▶ **Written problem**
Check every line below for the word "Lách" and copy the ones that have it.

▬▬▬

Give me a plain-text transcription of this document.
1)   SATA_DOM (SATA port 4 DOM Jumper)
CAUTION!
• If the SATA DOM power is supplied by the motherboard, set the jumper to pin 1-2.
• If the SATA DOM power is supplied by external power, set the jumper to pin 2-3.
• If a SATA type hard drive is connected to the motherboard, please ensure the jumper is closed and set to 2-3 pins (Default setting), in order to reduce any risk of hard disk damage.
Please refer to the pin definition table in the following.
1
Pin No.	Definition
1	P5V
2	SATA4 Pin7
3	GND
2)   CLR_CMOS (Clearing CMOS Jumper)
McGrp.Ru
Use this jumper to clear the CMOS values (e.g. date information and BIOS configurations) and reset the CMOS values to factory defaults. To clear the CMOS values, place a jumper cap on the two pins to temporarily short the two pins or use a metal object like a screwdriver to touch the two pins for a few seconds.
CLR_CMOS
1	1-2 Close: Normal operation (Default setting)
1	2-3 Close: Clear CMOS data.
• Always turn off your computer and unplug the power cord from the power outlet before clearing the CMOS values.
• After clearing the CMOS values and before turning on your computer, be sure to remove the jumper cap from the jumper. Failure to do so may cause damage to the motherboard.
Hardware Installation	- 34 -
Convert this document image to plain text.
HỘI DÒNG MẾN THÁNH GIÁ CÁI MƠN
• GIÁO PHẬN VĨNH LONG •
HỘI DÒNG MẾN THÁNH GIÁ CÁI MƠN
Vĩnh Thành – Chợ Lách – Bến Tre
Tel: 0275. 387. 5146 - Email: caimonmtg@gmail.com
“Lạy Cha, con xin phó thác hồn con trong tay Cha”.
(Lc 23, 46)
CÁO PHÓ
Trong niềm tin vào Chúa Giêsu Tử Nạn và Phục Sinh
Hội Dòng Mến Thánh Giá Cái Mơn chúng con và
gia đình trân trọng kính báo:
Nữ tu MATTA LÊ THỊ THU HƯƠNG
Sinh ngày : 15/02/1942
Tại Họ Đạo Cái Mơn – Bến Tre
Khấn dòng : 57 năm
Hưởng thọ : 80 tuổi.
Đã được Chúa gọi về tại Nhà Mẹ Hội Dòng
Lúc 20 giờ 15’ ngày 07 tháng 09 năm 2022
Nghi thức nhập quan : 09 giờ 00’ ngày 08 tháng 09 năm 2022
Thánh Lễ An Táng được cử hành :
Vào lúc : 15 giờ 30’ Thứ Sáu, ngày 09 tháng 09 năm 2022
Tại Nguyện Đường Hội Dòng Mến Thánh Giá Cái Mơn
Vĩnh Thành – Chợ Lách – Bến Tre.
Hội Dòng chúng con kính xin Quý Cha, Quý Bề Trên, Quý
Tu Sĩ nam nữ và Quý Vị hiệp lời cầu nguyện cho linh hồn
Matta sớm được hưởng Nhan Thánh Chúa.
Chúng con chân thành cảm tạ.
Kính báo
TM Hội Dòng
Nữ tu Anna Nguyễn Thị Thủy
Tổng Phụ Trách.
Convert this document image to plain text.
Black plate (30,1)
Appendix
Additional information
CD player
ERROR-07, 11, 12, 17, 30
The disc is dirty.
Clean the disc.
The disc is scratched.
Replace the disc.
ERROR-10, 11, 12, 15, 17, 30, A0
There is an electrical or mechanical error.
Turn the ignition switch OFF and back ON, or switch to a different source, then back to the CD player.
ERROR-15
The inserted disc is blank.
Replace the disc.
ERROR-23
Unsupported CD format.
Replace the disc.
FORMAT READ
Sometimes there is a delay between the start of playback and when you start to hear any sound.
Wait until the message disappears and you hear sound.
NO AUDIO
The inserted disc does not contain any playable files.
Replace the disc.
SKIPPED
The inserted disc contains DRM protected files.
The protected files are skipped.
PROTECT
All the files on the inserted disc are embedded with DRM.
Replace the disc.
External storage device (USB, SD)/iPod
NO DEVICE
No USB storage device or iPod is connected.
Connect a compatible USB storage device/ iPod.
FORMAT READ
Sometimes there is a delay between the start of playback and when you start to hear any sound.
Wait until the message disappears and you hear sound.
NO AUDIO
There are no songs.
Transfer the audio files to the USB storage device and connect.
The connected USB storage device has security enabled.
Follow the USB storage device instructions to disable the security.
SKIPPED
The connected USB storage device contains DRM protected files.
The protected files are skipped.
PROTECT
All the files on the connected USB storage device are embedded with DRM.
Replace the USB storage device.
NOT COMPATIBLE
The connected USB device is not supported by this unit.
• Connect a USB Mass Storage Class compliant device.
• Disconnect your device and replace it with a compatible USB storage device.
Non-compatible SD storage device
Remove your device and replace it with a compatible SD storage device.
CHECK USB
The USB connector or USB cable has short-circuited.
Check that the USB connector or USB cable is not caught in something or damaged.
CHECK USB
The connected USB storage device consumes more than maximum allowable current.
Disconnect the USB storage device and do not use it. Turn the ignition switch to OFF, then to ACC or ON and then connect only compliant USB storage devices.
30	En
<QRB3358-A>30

▬▬▬

▶ **Final result**
Vĩnh Thành – Chợ Lách – Bến Tre
Vĩnh Thành – Chợ Lách – Bến Tre.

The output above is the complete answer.